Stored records
|---|
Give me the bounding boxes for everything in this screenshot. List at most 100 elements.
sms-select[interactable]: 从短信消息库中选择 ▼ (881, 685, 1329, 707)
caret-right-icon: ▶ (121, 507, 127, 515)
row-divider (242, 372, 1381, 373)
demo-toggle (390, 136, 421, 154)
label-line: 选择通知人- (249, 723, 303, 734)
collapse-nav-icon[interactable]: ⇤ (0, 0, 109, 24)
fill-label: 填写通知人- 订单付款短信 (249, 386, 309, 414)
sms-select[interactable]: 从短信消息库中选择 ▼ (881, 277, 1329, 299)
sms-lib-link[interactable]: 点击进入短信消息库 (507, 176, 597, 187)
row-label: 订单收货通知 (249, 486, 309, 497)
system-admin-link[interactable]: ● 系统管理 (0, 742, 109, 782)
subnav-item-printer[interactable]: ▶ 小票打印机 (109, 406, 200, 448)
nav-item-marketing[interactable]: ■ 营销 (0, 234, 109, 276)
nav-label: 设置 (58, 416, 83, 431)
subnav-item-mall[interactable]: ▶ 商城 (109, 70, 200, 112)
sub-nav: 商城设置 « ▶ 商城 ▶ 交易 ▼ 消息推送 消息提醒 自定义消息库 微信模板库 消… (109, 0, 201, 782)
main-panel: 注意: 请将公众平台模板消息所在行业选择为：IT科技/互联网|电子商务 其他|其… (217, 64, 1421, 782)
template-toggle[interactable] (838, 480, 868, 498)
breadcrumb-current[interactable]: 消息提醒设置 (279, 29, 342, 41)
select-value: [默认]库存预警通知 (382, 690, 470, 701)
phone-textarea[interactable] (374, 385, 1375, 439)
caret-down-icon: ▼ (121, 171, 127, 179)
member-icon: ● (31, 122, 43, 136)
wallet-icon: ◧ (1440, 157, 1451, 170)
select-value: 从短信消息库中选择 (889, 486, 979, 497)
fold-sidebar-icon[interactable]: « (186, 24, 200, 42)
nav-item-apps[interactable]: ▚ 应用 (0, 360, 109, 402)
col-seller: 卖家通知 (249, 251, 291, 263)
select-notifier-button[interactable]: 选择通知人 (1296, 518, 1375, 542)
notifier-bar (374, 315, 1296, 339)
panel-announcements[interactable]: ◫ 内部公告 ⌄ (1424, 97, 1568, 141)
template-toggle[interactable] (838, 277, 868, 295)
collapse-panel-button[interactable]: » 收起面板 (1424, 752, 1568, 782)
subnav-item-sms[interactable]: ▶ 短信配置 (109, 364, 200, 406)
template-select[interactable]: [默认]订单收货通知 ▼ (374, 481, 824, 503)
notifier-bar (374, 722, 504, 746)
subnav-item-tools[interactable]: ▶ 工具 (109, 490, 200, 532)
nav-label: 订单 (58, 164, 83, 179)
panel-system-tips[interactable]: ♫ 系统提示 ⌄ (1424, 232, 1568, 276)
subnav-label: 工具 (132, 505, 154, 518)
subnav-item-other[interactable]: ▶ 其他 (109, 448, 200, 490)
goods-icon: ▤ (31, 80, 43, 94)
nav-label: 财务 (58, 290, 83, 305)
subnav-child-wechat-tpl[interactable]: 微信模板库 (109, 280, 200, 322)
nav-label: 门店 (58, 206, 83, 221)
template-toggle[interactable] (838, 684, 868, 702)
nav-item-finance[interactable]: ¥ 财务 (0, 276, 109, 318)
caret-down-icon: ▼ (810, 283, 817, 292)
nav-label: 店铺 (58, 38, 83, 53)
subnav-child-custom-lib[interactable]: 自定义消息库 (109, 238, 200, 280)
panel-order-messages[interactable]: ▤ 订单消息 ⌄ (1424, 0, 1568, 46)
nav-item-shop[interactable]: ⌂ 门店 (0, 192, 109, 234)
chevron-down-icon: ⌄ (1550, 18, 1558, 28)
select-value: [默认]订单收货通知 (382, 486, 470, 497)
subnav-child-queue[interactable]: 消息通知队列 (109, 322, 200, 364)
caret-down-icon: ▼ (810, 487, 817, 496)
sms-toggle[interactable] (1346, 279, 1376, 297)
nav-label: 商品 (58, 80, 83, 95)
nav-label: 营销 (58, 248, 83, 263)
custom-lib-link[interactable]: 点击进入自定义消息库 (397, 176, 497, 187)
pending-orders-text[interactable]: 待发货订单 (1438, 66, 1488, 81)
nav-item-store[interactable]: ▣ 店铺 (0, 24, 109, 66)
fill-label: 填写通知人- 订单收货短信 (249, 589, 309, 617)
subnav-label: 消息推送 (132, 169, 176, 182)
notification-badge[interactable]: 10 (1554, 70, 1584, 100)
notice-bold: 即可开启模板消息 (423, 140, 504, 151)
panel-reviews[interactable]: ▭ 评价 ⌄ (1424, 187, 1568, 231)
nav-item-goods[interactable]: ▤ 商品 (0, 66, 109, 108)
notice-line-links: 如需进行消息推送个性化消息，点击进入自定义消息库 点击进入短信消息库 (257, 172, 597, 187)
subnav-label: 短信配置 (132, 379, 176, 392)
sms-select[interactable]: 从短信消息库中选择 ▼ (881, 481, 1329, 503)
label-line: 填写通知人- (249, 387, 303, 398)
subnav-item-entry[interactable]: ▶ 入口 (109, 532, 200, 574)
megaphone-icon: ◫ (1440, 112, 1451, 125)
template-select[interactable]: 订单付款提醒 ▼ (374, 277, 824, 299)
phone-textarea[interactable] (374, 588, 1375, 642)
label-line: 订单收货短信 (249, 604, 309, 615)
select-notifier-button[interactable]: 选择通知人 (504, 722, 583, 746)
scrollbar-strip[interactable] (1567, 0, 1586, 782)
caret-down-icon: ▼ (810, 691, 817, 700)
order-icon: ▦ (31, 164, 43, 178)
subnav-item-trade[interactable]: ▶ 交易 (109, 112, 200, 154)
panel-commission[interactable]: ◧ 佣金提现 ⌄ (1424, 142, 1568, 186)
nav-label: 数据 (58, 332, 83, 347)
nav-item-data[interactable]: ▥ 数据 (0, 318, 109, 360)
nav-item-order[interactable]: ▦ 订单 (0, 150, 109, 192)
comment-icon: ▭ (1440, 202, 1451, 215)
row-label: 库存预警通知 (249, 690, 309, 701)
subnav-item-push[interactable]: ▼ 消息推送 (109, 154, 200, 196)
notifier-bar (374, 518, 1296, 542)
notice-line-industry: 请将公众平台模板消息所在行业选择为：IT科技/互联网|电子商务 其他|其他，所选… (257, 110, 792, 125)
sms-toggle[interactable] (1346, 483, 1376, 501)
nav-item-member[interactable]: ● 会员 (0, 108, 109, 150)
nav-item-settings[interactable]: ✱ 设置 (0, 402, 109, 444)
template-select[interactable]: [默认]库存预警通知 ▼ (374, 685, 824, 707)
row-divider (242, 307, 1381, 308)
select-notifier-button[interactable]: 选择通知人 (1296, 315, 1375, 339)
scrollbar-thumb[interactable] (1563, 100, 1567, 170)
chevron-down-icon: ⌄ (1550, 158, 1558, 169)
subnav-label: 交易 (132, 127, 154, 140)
|---|
**Given problem**:
Please format the material above as a JSON list of strings, one string for each line and no entries for blank lines.

**Written answer**:
[
  "Give me the bounding boxes for everything in this screenshot. List at most 100 elements.",
  "sms-select[interactable]: 从短信消息库中选择 ▼ (881, 685, 1329, 707)",
  "caret-right-icon: ▶ (121, 507, 127, 515)",
  "row-divider (242, 372, 1381, 373)",
  "demo-toggle (390, 136, 421, 154)",
  "label-line: 选择通知人- (249, 723, 303, 734)",
  "collapse-nav-icon[interactable]: ⇤ (0, 0, 109, 24)",
  "fill-label: 填写通知人- 订单付款短信 (249, 386, 309, 414)",
  "sms-select[interactable]: 从短信消息库中选择 ▼ (881, 277, 1329, 299)",
  "sms-lib-link[interactable]: 点击进入短信消息库 (507, 176, 597, 187)",
  "row-label: 订单收货通知 (249, 486, 309, 497)",
  "system-admin-link[interactable]: ● 系统管理 (0, 742, 109, 782)",
  "subnav-item-printer[interactable]: ▶ 小票打印机 (109, 406, 200, 448)",
  "nav-item-marketing[interactable]: ■ 营销 (0, 234, 109, 276)",
  "nav-label: 设置 (58, 416, 83, 431)",
  "subnav-item-mall[interactable]: ▶ 商城 (109, 70, 200, 112)",
  "sub-nav: 商城设置 « ▶ 商城 ▶ 交易 ▼ 消息推送 消息提醒 自定义消息库 微信模板库 消… (109, 0, 201, 782)",
  "main-panel: 注意: 请将公众平台模板消息所在行业选择为：IT科技/互联网|电子商务 其他|其… (217, 64, 1421, 782)",
  "template-toggle[interactable] (838, 480, 868, 498)",
  "breadcrumb-current[interactable]: 消息提醒设置 (279, 29, 342, 41)",
  "select-value: [默认]库存预警通知 (382, 690, 470, 701)",
  "phone-textarea[interactable] (374, 385, 1375, 439)",
  "caret-down-icon: ▼ (121, 171, 127, 179)",
  "member-icon: ● (31, 122, 43, 136)",
  "wallet-icon: ◧ (1440, 157, 1451, 170)",
  "select-value: 从短信消息库中选择 (889, 486, 979, 497)",
  "fold-sidebar-icon[interactable]: « (186, 24, 200, 42)",
  "nav-item-apps[interactable]: ▚ 应用 (0, 360, 109, 402)",
  "col-seller: 卖家通知 (249, 251, 291, 263)",
  "select-notifier-button[interactable]: 选择通知人 (1296, 518, 1375, 542)",
  "notifier-bar (374, 315, 1296, 339)",
  "panel-announcements[interactable]: ◫ 内部公告 ⌄ (1424, 97, 1568, 141)",
  "template-toggle[interactable] (838, 277, 868, 295)",
  "collapse-panel-button[interactable]: » 收起面板 (1424, 752, 1568, 782)",
  "subnav-item-sms[interactable]: ▶ 短信配置 (109, 364, 200, 406)",
  "template-select[interactable]: [默认]订单收货通知 ▼ (374, 481, 824, 503)",
  "notifier-bar (374, 722, 504, 746)",
  "subnav-item-tools[interactable]: ▶ 工具 (109, 490, 200, 532)",
  "nav-label: 订单 (58, 164, 83, 179)",
  "panel-system-tips[interactable]: ♫ 系统提示 ⌄ (1424, 232, 1568, 276)",
  "subnav-label: 工具 (132, 505, 154, 518)",
  "subnav-item-other[interactable]: ▶ 其他 (109, 448, 200, 490)",
  "goods-icon: ▤ (31, 80, 43, 94)",
  "nav-label: 财务 (58, 290, 83, 305)",
  "subnav-child-wechat-tpl[interactable]: 微信模板库 (109, 280, 200, 322)",
  "nav-label: 门店 (58, 206, 83, 221)",
  "template-toggle[interactable] (838, 684, 868, 702)",
  "nav-item-finance[interactable]: ¥ 财务 (0, 276, 109, 318)",
  "caret-down-icon: ▼ (810, 283, 817, 292)",
  "nav-label: 店铺 (58, 38, 83, 53)",
  "subnav-child-custom-lib[interactable]: 自定义消息库 (109, 238, 200, 280)",
  "panel-order-messages[interactable]: ▤ 订单消息 ⌄ (1424, 0, 1568, 46)",
  "nav-item-shop[interactable]: ⌂ 门店 (0, 192, 109, 234)",
  "chevron-down-icon: ⌄ (1550, 18, 1558, 28)",
  "select-value: [默认]订单收货通知 (382, 486, 470, 497)",
  "subnav-child-queue[interactable]: 消息通知队列 (109, 322, 200, 364)",
  "caret-down-icon: ▼ (810, 487, 817, 496)",
  "sms-toggle[interactable] (1346, 279, 1376, 297)",
  "nav-label: 商品 (58, 80, 83, 95)",
  "nav-label: 营销 (58, 248, 83, 263)",
  "custom-lib-link[interactable]: 点击进入自定义消息库 (397, 176, 497, 187)",
  "pending-orders-text[interactable]: 待发货订单 (1438, 66, 1488, 81)",
  "nav-item-store[interactable]: ▣ 店铺 (0, 24, 109, 66)",
  "fill-label: 填写通知人- 订单收货短信 (249, 589, 309, 617)",
  "subnav-label: 消息推送 (132, 169, 176, 182)",
  "notification-badge[interactable]: 10 (1554, 70, 1584, 100)",
  "notice-bold: 即可开启模板消息 (423, 140, 504, 151)",
  "panel-reviews[interactable]: ▭ 评价 ⌄ (1424, 187, 1568, 231)",
  "nav-item-goods[interactable]: ▤ 商品 (0, 66, 109, 108)",
  "notice-line-links: 如需进行消息推送个性化消息，点击进入自定义消息库 点击进入短信消息库 (257, 172, 597, 187)",
  "subnav-label: 短信配置 (132, 379, 176, 392)",
  "sms-select[interactable]: 从短信消息库中选择 ▼ (881, 481, 1329, 503)",
  "label-line: 填写通知人- (249, 387, 303, 398)",
  "subnav-item-entry[interactable]: ▶ 入口 (109, 532, 200, 574)",
  "megaphone-icon: ◫ (1440, 112, 1451, 125)",
  "template-select[interactable]: 订单付款提醒 ▼ (374, 277, 824, 299)",
  "phone-textarea[interactable] (374, 588, 1375, 642)",
  "label-line: 订单收货短信 (249, 604, 309, 615)",
  "select-notifier-button[interactable]: 选择通知人 (504, 722, 583, 746)",
  "scrollbar-strip[interactable] (1567, 0, 1586, 782)",
  "caret-down-icon: ▼ (810, 691, 817, 700)",
  "order-icon: ▦ (31, 164, 43, 178)",
  "subnav-item-trade[interactable]: ▶ 交易 (109, 112, 200, 154)",
  "panel-commission[interactable]: ◧ 佣金提现 ⌄ (1424, 142, 1568, 186)",
  "nav-label: 数据 (58, 332, 83, 347)",
  "nav-item-data[interactable]: ▥ 数据 (0, 318, 109, 360)",
  "nav-item-order[interactable]: ▦ 订单 (0, 150, 109, 192)",
  "comment-icon: ▭ (1440, 202, 1451, 215)",
  "row-label: 库存预警通知 (249, 690, 309, 701)",
  "subnav-item-push[interactable]: ▼ 消息推送 (109, 154, 200, 196)",
  "notifier-bar (374, 518, 1296, 542)",
  "notice-line-industry: 请将公众平台模板消息所在行业选择为：IT科技/互联网|电子商务 其他|其他，所选… (257, 110, 792, 125)",
  "sms-toggle[interactable] (1346, 483, 1376, 501)",
  "nav-item-member[interactable]: ● 会员 (0, 108, 109, 150)",
  "nav-item-settings[interactable]: ✱ 设置 (0, 402, 109, 444)",
  "template-select[interactable]: [默认]库存预警通知 ▼ (374, 685, 824, 707)",
  "row-divider (242, 307, 1381, 308)",
  "select-notifier-button[interactable]: 选择通知人 (1296, 315, 1375, 339)",
  "scrollbar-thumb[interactable] (1563, 100, 1567, 170)",
  "chevron-down-icon: ⌄ (1550, 158, 1558, 169)",
  "subnav-label: 交易 (132, 127, 154, 140)"
]